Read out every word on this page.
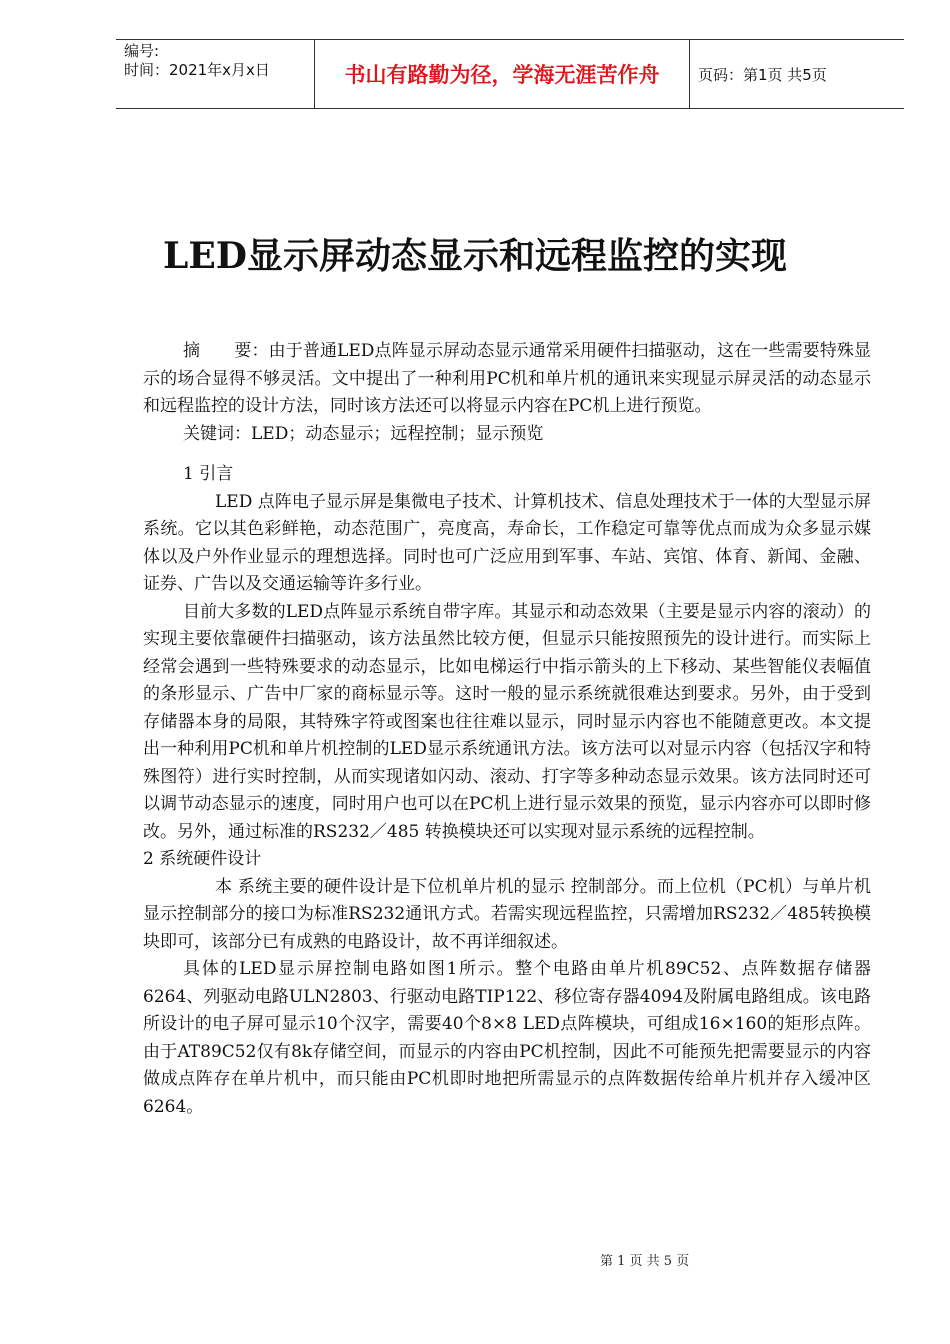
编号:
时间：2021年x月x日	书山有路勤为径，学海无涯苦作舟	页码：第1页 共5页
LED显示屏动态显示和远程监控的实现

摘　　要：由于普通LED点阵显示屏动态显示通常采用硬件扫描驱动，这在一些需要特殊显示的场合显得不够灵活。文中提出了一种利用PC机和单片机的通讯来实现显示屏灵活的动态显示和远程监控的设计方法，同时该方法还可以将显示内容在PC机上进行预览。

关键词：LED；动态显示；远程控制；显示预览

1 引言

LED 点阵电子显示屏是集微电子技术、计算机技术、信息处理技术于一体的大型显示屏系统。它以其色彩鲜艳，动态范围广，亮度高，寿命长，工作稳定可靠等优点而成为众多显示媒体以及户外作业显示的理想选择。同时也可广泛应用到军事、车站、宾馆、体育、新闻、金融、证券、广告以及交通运输等许多行业。

目前大多数的LED点阵显示系统自带字库。其显示和动态效果（主要是显示内容的滚动）的实现主要依靠硬件扫描驱动，该方法虽然比较方便，但显示只能按照预先的设计进行。而实际上经常会遇到一些特殊要求的动态显示，比如电梯运行中指示箭头的上下移动、某些智能仪表幅值的条形显示、广告中厂家的商标显示等。这时一般的显示系统就很难达到要求。另外，由于受到存储器本身的局限，其特殊字符或图案也往往难以显示，同时显示内容也不能随意更改。本文提出一种利用PC机和单片机控制的LED显示系统通讯方法。该方法可以对显示内容（包括汉字和特殊图符）进行实时控制，从而实现诸如闪动、滚动、打字等多种动态显示效果。该方法同时还可以调节动态显示的速度，同时用户也可以在PC机上进行显示效果的预览，显示内容亦可以即时修改。另外，通过标准的RS232／485 转换模块还可以实现对显示系统的远程控制。

2 系统硬件设计

本 系统主要的硬件设计是下位机单片机的显示 控制部分。而上位机（PC机）与单片机显示控制部分的接口为标准RS232通讯方式。若需实现远程监控，只需增加RS232／485转换模块即可，该部分已有成熟的电路设计，故不再详细叙述。

具体的LED显示屏控制电路如图1所示。整个电路由单片机89C52、点阵数据存储器6264、列驱动电路ULN2803、行驱动电路TIP122、移位寄存器4094及附属电路组成。该电路所设计的电子屏可显示10个汉字，需要40个8×8 LED点阵模块，可组成16×160的矩形点阵。由于AT89C52仅有8k存储空间，而显示的内容由PC机控制，因此不可能预先把需要显示的内容做成点阵存在单片机中，而只能由PC机即时地把所需显示的点阵数据传给单片机并存入缓冲区6264。

第 1 页 共 5 页
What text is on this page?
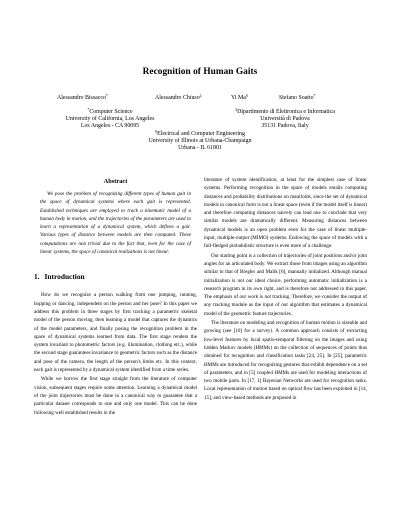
Recognition of Human Gaits
Alessandro Bissacco*	Alessandro Chiuso‡	Yi Ma§	Stefano Soatto*
*Computer Science
University of California, Los Angeles
Los Angeles - CA 90095
‡Dipartimento di Elettronica e Informatica
Università di Padova
35131 Padova, Italy
§Electrical and Computer Engineering
University of Illinois at Urbana-Champaign
Urbana - IL 61801
Abstract

We pose the problem of recognizing different types of human gait in the space of dynamical systems where each gait is represented. Established techniques are employed to track a kinematic model of a human body in motion, and the trajectories of the parameters are used to learn a representation of a dynamical system, which defines a gait. Various types of distance between models are then computed. These computations are non trivial due to the fact that, even for the case of linear systems, the space of canonical realizations is not linear.

1. Introduction

How do we recognize a person walking from one jumping, running, hopping or dancing, independent on the person and her pose? In this paper we address this problem in three stages by first tracking a parametric skeletal model of the person moving, then learning a model that captures the dynamics of the model parameters, and finally posing the recognition problem in the space of dynamical systems learned from data. The first stage renders the system invariant to photometric factors (e.g. illumination, clothing etc.), while the second stage guarantees invariance to geometric factors such as the distance and pose of the camera, the length of the person's limbs etc. In this context, each gait is represented by a dynamical system identified from a time series.

While we borrow the first stage straight from the literature of computer vision, subsequent stages require some attention. Learning a dynamical model of the joint trajectories must be done in a canonical way to guarantee that a particular dataset corresponds to one and only one model. This can be done following well established results in the

literature of system identification, at least for the simplest case of linear systems. Performing recognition in the space of models entails computing distances and probability distributions on manifolds, since the set of dynamical models in canonical form is not a linear space (even if the model itself is linear) and therefore computing distances naively can lead one to conclude that very similar models are dramatically different. Measuring distances between dynamical models is an open problem even for the case of linear multiple-input, multiple-output (MIMO) systems. Endowing the space of models with a full-fledged probabilistic structure is even more of a challenge.

Our starting point is a collection of trajectories of joint positions and/or joint angles for an articulated body. We extract those from images using an algorithm similar to that of Bregler and Malik [6], manually initialized. Although manual initialization is not our ideal choice, performing automatic initialization is a research program in its own right, and is therefore not addressed in this paper. The emphasis of our work is not tracking. Therefore, we consider the output of any tracking module as the input of our algorithm that estimates a dynamical model of the geometric feature trajectories.

The literature on modeling and recognition of human motion is sizeable and growing (see [10] for a survey). A common approach consists of extracting low-level features by local spatio-temporal filtering on the images and using hidden Markov models (HMMs) on the collection of sequences of points thus obtained for recognition and classification tasks [24, 25]. In [25], parametric HMMs are introduced for recognizing gestures that exhibit dependence on a set of parameters, and in [5] coupled HMMs are used for modeling interactions of two mobile parts. In [17, 1] Bayesian Networks are used for recognition tasks. Local representation of motion based on optical flow has been exploited in [14, 15], and view-based methods are proposed in
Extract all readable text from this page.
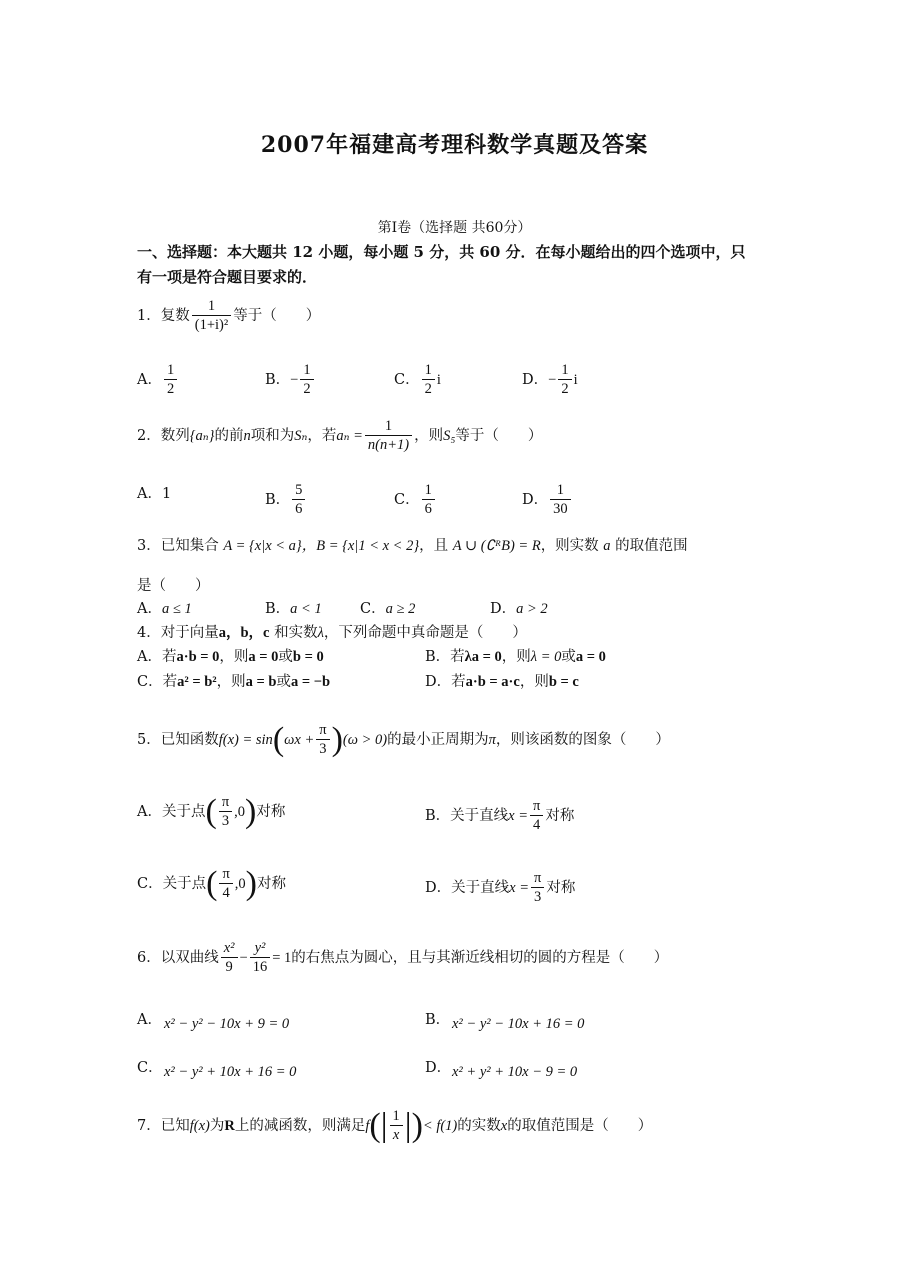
2007年福建高考理科数学真题及答案
第Ⅰ卷（选择题 共60分）
一、选择题：本大题共 12 小题，每小题 5 分，共 60 分．在每小题给出的四个选项中，只
有一项是符合题目要求的．
1．复数 $\frac{1}{\text{(1+i)²}}$ 等于（　　）
A． $\frac{1}{2}$	B．− $\frac{1}{2}$	C． $\frac{1}{2}$ i	D．− $\frac{1}{2}$ i
2．数列{aₙ}的前n项和为Sₙ，若$a_n = \frac{1}{n(n+1)}$ ，则S₅等于（　　）
A．1	B． $\frac{5}{6}$	C． $\frac{1}{6}$	D． $\frac{1}{30}$
3．已知集合 A = {x|x < a}，B = {x|1 < x < 2}，且 A ∪ (∁ᴿB) = R，则实数 a 的取值范围
是（　　）
A．a ≤ 1	B．a < 1	C．a ≥ 2	D．a > 2
4．对于向量a，b，c 和实数λ，下列命题中真命题是（　　）
A．若a·b = 0，则a = 0或b = 0	B．若λa = 0，则λ = 0或a = 0
C．若a² = b²，则a = b或a = −b	D．若a·b = a·c，则b = c
5．已知函数$f(x) = \sin(\omega x + \frac{\pi}{3} )(\omega > 0)$的最小正周期为π，则该函数的图象（　　）
A．关于点( $\frac{\pi}{3} ,0$)对称	B．关于直线$x = \frac{\pi}{4}$ 对称
C．关于点( $\frac{\pi}{4} ,0$)对称	D．关于直线$x = \frac{\pi}{3}$ 对称
6．以双曲线 $\frac{\text{x²}}{9} - \frac{\text{y²}}{16} = 1$的右焦点为圆心，且与其渐近线相切的圆的方程是（　　）
A． x² − y² − 10x + 9 = 0	B． x² − y² − 10x + 16 = 0
C． x² − y² + 10x + 16 = 0	D． x² + y² + 10x − 9 = 0
7．已知f(x)为R上的减函数，则满足$f(| \frac{1}{x}$ |)< f(1)的实数x的取值范围是（　　）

◆ ◆ ◆ ◆

Stated problem
All lines that include "关于直线" are to be gathered and copied.

Task answer
A．关于点( $\frac{\pi}{3} ,0$)对称	B．关于直线$x = \frac{\pi}{4}$ 对称
C．关于点( $\frac{\pi}{4} ,0$)对称	D．关于直线$x = \frac{\pi}{3}$ 对称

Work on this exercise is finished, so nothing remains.